EXERCISE DETAILS: Records follow. Pull out every line that contains "title".

DATA LISTING:
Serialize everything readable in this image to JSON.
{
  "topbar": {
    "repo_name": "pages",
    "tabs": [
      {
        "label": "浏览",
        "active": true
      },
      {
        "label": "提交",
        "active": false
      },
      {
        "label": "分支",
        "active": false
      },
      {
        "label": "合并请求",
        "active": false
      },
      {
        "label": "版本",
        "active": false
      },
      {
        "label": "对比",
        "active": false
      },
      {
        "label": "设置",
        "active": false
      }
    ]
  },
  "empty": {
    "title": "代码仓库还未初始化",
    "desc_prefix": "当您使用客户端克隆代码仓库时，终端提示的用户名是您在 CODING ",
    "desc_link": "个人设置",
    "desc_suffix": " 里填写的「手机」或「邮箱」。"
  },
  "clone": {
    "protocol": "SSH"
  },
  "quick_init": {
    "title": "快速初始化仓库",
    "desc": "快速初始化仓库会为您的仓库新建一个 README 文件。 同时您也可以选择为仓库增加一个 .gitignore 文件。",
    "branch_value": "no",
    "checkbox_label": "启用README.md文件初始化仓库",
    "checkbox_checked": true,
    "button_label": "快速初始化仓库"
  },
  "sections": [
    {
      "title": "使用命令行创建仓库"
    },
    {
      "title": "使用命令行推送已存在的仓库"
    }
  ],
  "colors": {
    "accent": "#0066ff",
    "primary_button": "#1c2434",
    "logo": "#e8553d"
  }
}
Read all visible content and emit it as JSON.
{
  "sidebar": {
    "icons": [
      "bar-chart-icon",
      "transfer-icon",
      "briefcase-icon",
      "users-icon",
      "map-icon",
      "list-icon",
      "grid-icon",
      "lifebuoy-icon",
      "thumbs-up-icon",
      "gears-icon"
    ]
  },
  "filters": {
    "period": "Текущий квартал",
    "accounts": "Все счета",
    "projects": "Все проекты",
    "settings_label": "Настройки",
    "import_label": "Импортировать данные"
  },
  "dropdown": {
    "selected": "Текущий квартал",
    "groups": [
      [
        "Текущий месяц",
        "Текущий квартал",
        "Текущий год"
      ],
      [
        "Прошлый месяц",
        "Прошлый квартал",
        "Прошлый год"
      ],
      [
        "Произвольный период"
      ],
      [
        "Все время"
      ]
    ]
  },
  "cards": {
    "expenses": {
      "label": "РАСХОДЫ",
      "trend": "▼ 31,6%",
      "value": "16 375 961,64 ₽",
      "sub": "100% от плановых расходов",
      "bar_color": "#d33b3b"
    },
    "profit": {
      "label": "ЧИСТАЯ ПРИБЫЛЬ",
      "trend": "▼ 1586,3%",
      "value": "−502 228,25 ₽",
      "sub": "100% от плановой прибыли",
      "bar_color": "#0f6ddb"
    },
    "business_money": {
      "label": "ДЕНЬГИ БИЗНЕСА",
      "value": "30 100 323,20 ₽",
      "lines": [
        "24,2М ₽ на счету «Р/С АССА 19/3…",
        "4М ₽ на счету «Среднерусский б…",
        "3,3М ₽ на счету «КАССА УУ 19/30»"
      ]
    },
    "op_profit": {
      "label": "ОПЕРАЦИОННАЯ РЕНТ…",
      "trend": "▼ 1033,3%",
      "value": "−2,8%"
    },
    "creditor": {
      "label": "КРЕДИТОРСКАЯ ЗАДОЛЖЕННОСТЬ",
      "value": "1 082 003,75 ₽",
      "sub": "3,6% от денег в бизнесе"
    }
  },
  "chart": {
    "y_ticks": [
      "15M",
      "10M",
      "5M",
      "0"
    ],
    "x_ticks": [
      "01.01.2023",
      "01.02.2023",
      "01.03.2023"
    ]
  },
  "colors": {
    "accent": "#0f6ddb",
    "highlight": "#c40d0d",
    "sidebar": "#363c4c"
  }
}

EXERCISE OUTPUT:
    "title": "代码仓库还未初始化",
    "title": "快速初始化仓库",
      "title": "使用命令行创建仓库"
      "title": "使用命令行推送已存在的仓库"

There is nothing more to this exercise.